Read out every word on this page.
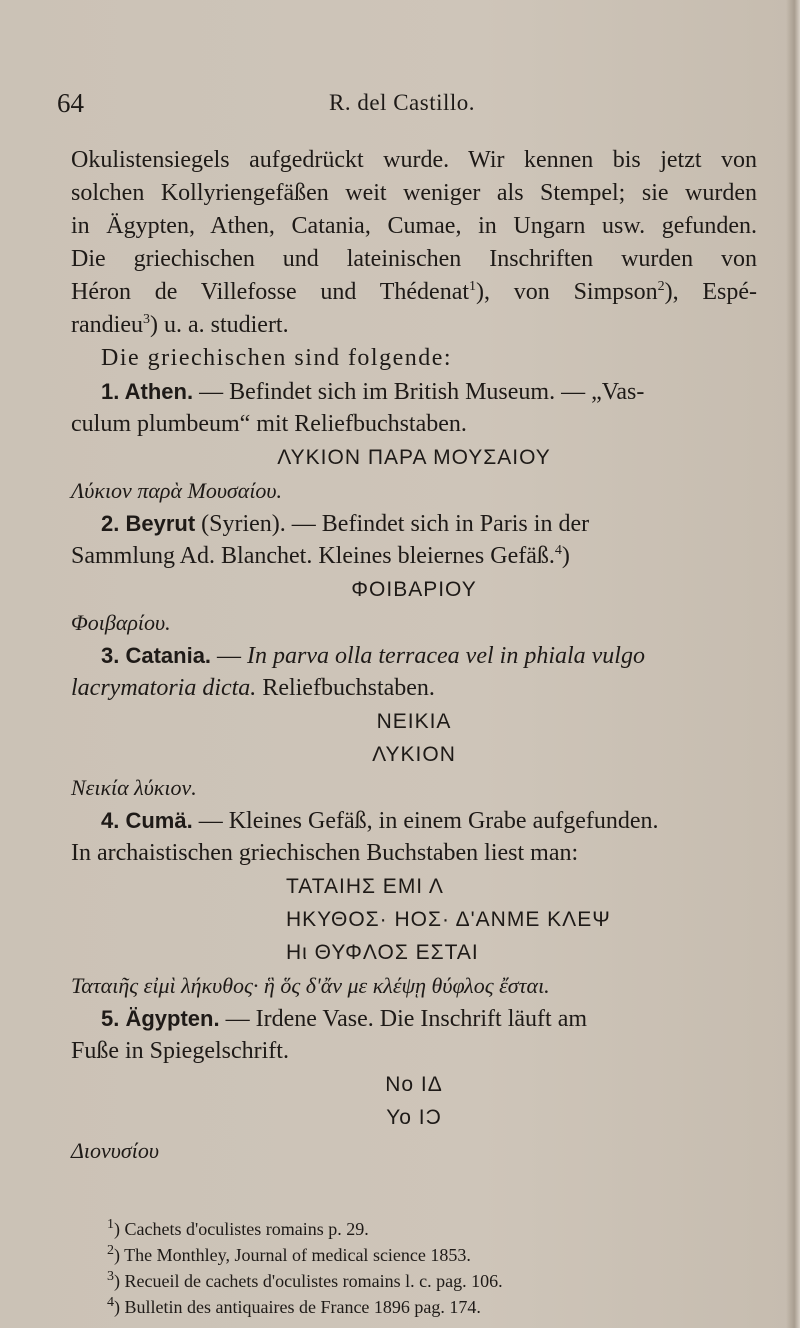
64	R. del Castillo.
Okulistensiegels aufgedrückt wurde. Wir kennen bis jetzt von
solchen Kollyriengefäßen weit weniger als Stempel; sie wurden
in Ägypten, Athen, Catania, Cumae, in Ungarn usw. gefunden.
Die griechischen und lateinischen Inschriften wurden von
Héron de Villefosse und Thédenat$^1$), von Simpson$^2$), Espé-
randieu$^3$) u. a. studiert.
Die griechischen sind folgende:
1. Athen. — Befindet sich im British Museum. — „Vas-
culum plumbeum“ mit Reliefbuchstaben.
ΛΥΚΙΟΝ ΠΑΡΑ ΜΟΥΣΑΙΟΥ
Λύκιον παρὰ Μουσαίου.
2. Beyrut (Syrien). — Befindet sich in Paris in der
Sammlung Ad. Blanchet. Kleines bleiernes Gefäß.$^4$)
ΦΟΙΒΑΡΙΟΥ
Φοιβαρίου.
3. Catania. — In parva olla terracea vel in phiala vulgo
lacrymatoria dicta. Reliefbuchstaben.
ΝΕΙΚΙΑ
ΛΥΚΙΟΝ
Νεικία λύκιον.
4. Cumä. — Kleines Gefäß, in einem Grabe aufgefunden.
In archaistischen griechischen Buchstaben liest man:
ΤΑΤΑΙΗΣ ΕΜΙ Λ
ΗΚΥΘΟΣ· ΗΟΣ· Δ'ΑΝΜΕ ΚΛΕΨ
Ηι ΘΥΦΛΟΣ ΕΣΤΑΙ
Ταταιῆς εἰμὶ λήκυθος· ἣ ὅς δ'ἄν με κλέψῃ θύφλος ἔσται.
5. Ägypten. — Irdene Vase. Die Inschrift läuft am
Fuße in Spiegelschrift.
Νο ΙΔ
Υο ΙϽ
Διονυσίου
$^1$) Cachets d'oculistes romains p. 29.
$^2$) The Monthley, Journal of medical science 1853.
$^3$) Recueil de cachets d'oculistes romains l. c. pag. 106.
$^4$) Bulletin des antiquaires de France 1896 pag. 174.
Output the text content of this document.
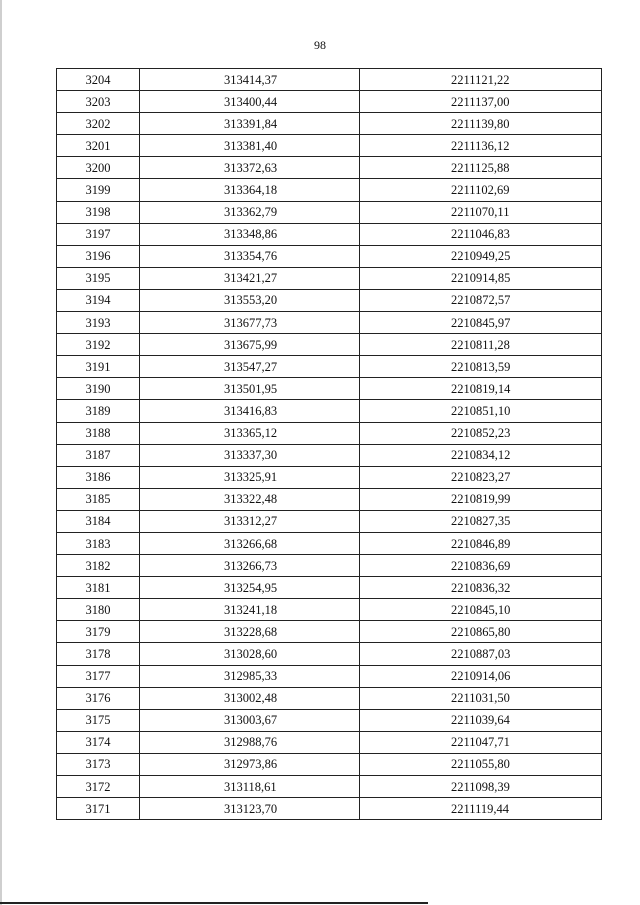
98
3204	313414,37	2211121,22
3203	313400,44	2211137,00
3202	313391,84	2211139,80
3201	313381,40	2211136,12
3200	313372,63	2211125,88
3199	313364,18	2211102,69
3198	313362,79	2211070,11
3197	313348,86	2211046,83
3196	313354,76	2210949,25
3195	313421,27	2210914,85
3194	313553,20	2210872,57
3193	313677,73	2210845,97
3192	313675,99	2210811,28
3191	313547,27	2210813,59
3190	313501,95	2210819,14
3189	313416,83	2210851,10
3188	313365,12	2210852,23
3187	313337,30	2210834,12
3186	313325,91	2210823,27
3185	313322,48	2210819,99
3184	313312,27	2210827,35
3183	313266,68	2210846,89
3182	313266,73	2210836,69
3181	313254,95	2210836,32
3180	313241,18	2210845,10
3179	313228,68	2210865,80
3178	313028,60	2210887,03
3177	312985,33	2210914,06
3176	313002,48	2211031,50
3175	313003,67	2211039,64
3174	312988,76	2211047,71
3173	312973,86	2211055,80
3172	313118,61	2211098,39
3171	313123,70	2211119,44
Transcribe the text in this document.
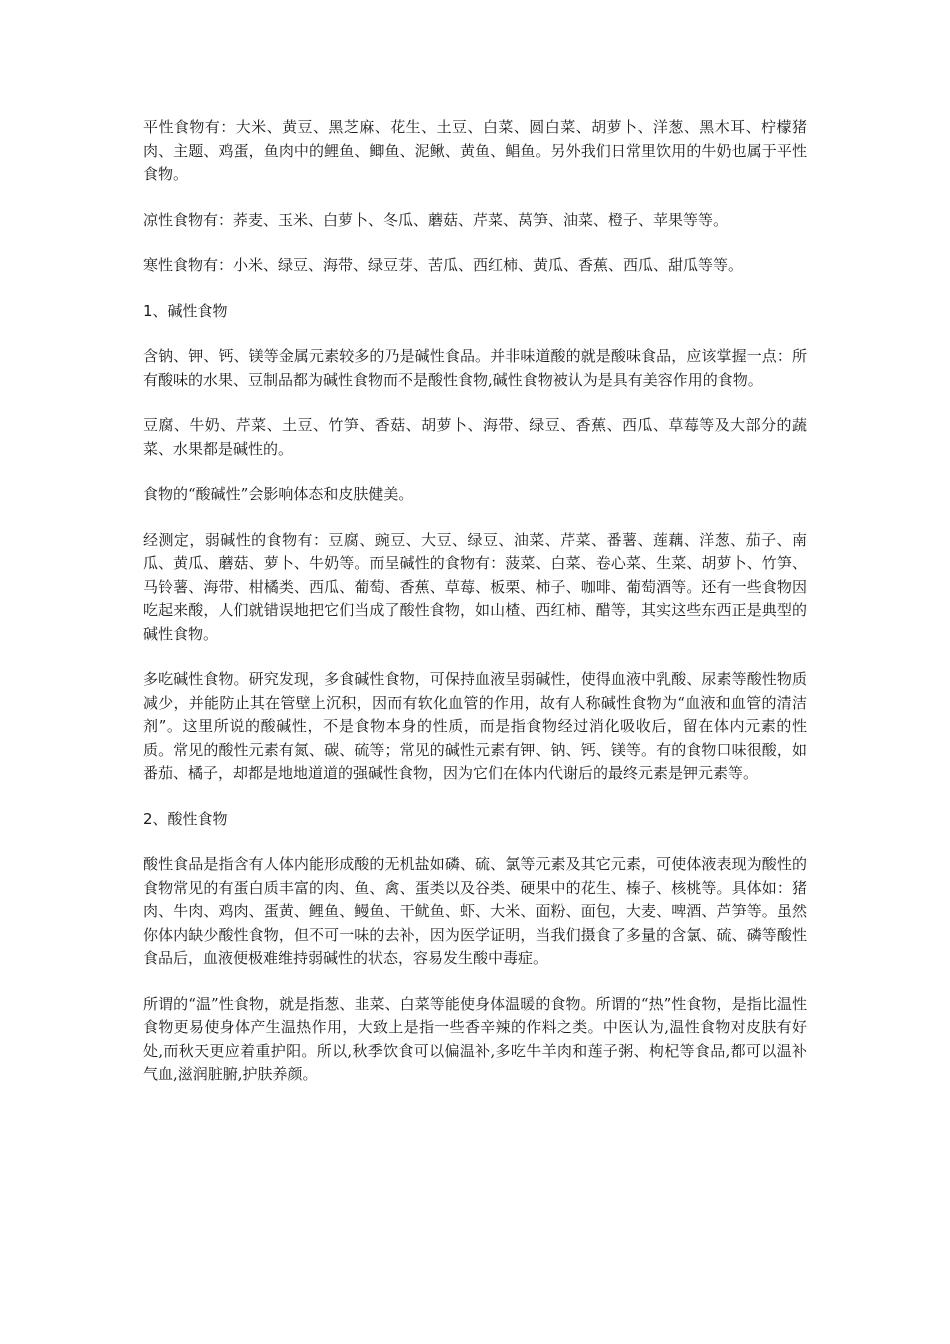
平性食物有：大米、黄豆、黑芝麻、花生、土豆、白菜、圆白菜、胡萝卜、洋葱、黑木耳、柠檬猪肉、主题、鸡蛋，鱼肉中的鲤鱼、鲫鱼、泥鳅、黄鱼、鲳鱼。另外我们日常里饮用的牛奶也属于平性食物。

凉性食物有：荞麦、玉米、白萝卜、冬瓜、蘑菇、芹菜、莴笋、油菜、橙子、苹果等等。

寒性食物有：小米、绿豆、海带、绿豆芽、苦瓜、西红柿、黄瓜、香蕉、西瓜、甜瓜等等。

1、碱性食物

含钠、钾、钙、镁等金属元素较多的乃是碱性食品。并非味道酸的就是酸味食品，应该掌握一点：所有酸味的水果、豆制品都为碱性食物而不是酸性食物,碱性食物被认为是具有美容作用的食物。

豆腐、牛奶、芹菜、土豆、竹笋、香菇、胡萝卜、海带、绿豆、香蕉、西瓜、草莓等及大部分的蔬菜、水果都是碱性的。

食物的“酸碱性”会影响体态和皮肤健美。

经测定，弱碱性的食物有：豆腐、豌豆、大豆、绿豆、油菜、芹菜、番薯、莲藕、洋葱、茄子、南瓜、黄瓜、蘑菇、萝卜、牛奶等。而呈碱性的食物有：菠菜、白菜、卷心菜、生菜、胡萝卜、竹笋、马铃薯、海带、柑橘类、西瓜、葡萄、香蕉、草莓、板栗、柿子、咖啡、葡萄酒等。还有一些食物因吃起来酸，人们就错误地把它们当成了酸性食物，如山楂、西红柿、醋等，其实这些东西正是典型的碱性食物。

多吃碱性食物。研究发现，多食碱性食物，可保持血液呈弱碱性，使得血液中乳酸、尿素等酸性物质减少，并能防止其在管壁上沉积，因而有软化血管的作用，故有人称碱性食物为“血液和血管的清洁剂”。这里所说的酸碱性，不是食物本身的性质，而是指食物经过消化吸收后，留在体内元素的性质。常见的酸性元素有氮、碳、硫等；常见的碱性元素有钾、钠、钙、镁等。有的食物口味很酸，如番茄、橘子，却都是地地道道的强碱性食物，因为它们在体内代谢后的最终元素是钾元素等。

2、酸性食物

酸性食品是指含有人体内能形成酸的无机盐如磷、硫、氯等元素及其它元素，可使体液表现为酸性的食物常见的有蛋白质丰富的肉、鱼、禽、蛋类以及谷类、硬果中的花生、榛子、核桃等。具体如：猪肉、牛肉、鸡肉、蛋黄、鲤鱼、鳗鱼、干鱿鱼、虾、大米、面粉、面包，大麦、啤酒、芦笋等。虽然你体内缺少酸性食物，但不可一味的去补，因为医学证明，当我们摄食了多量的含氯、硫、磷等酸性食品后，血液便极难维持弱碱性的状态，容易发生酸中毒症。

所谓的“温”性食物，就是指葱、韭菜、白菜等能使身体温暖的食物。所谓的“热”性食物，是指比温性食物更易使身体产生温热作用，大致上是指一些香辛辣的作料之类。中医认为,温性食物对皮肤有好处,而秋天更应着重护阳。所以,秋季饮食可以偏温补,多吃牛羊肉和莲子粥、枸杞等食品,都可以温补气血,滋润脏腑,护肤养颜。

☆ ☆ ☆ ☆ ☆ ☆ ☆

What is expected
Begin with the line that contains "Transcribe the text in this document." and repeat every line through the end of the data, exactly and only those lines, leaving out the pictures.

Solution to this exercise
Transcribe the text in this document.
平性食物有：大米、黄豆、黑芝麻、花生、土豆、白菜、圆白菜、胡萝卜、洋葱、黑木耳、柠檬猪肉、主题、鸡蛋，鱼肉中的鲤鱼、鲫鱼、泥鳅、黄鱼、鲳鱼。另外我们日常里饮用的牛奶也属于平性食物。

凉性食物有：荞麦、玉米、白萝卜、冬瓜、蘑菇、芹菜、莴笋、油菜、橙子、苹果等等。

寒性食物有：小米、绿豆、海带、绿豆芽、苦瓜、西红柿、黄瓜、香蕉、西瓜、甜瓜等等。

1、碱性食物

含钠、钾、钙、镁等金属元素较多的乃是碱性食品。并非味道酸的就是酸味食品，应该掌握一点：所有酸味的水果、豆制品都为碱性食物而不是酸性食物,碱性食物被认为是具有美容作用的食物。

豆腐、牛奶、芹菜、土豆、竹笋、香菇、胡萝卜、海带、绿豆、香蕉、西瓜、草莓等及大部分的蔬菜、水果都是碱性的。

食物的“酸碱性”会影响体态和皮肤健美。

经测定，弱碱性的食物有：豆腐、豌豆、大豆、绿豆、油菜、芹菜、番薯、莲藕、洋葱、茄子、南瓜、黄瓜、蘑菇、萝卜、牛奶等。而呈碱性的食物有：菠菜、白菜、卷心菜、生菜、胡萝卜、竹笋、马铃薯、海带、柑橘类、西瓜、葡萄、香蕉、草莓、板栗、柿子、咖啡、葡萄酒等。还有一些食物因吃起来酸，人们就错误地把它们当成了酸性食物，如山楂、西红柿、醋等，其实这些东西正是典型的碱性食物。

多吃碱性食物。研究发现，多食碱性食物，可保持血液呈弱碱性，使得血液中乳酸、尿素等酸性物质减少，并能防止其在管壁上沉积，因而有软化血管的作用，故有人称碱性食物为“血液和血管的清洁剂”。这里所说的酸碱性，不是食物本身的性质，而是指食物经过消化吸收后，留在体内元素的性质。常见的酸性元素有氮、碳、硫等；常见的碱性元素有钾、钠、钙、镁等。有的食物口味很酸，如番茄、橘子，却都是地地道道的强碱性食物，因为它们在体内代谢后的最终元素是钾元素等。

2、酸性食物

酸性食品是指含有人体内能形成酸的无机盐如磷、硫、氯等元素及其它元素，可使体液表现为酸性的食物常见的有蛋白质丰富的肉、鱼、禽、蛋类以及谷类、硬果中的花生、榛子、核桃等。具体如：猪肉、牛肉、鸡肉、蛋黄、鲤鱼、鳗鱼、干鱿鱼、虾、大米、面粉、面包，大麦、啤酒、芦笋等。虽然你体内缺少酸性食物，但不可一味的去补，因为医学证明，当我们摄食了多量的含氯、硫、磷等酸性食品后，血液便极难维持弱碱性的状态，容易发生酸中毒症。

所谓的“温”性食物，就是指葱、韭菜、白菜等能使身体温暖的食物。所谓的“热”性食物，是指比温性食物更易使身体产生温热作用，大致上是指一些香辛辣的作料之类。中医认为,温性食物对皮肤有好处,而秋天更应着重护阳。所以,秋季饮食可以偏温补,多吃牛羊肉和莲子粥、枸杞等食品,都可以温补气血,滋润脏腑,护肤养颜。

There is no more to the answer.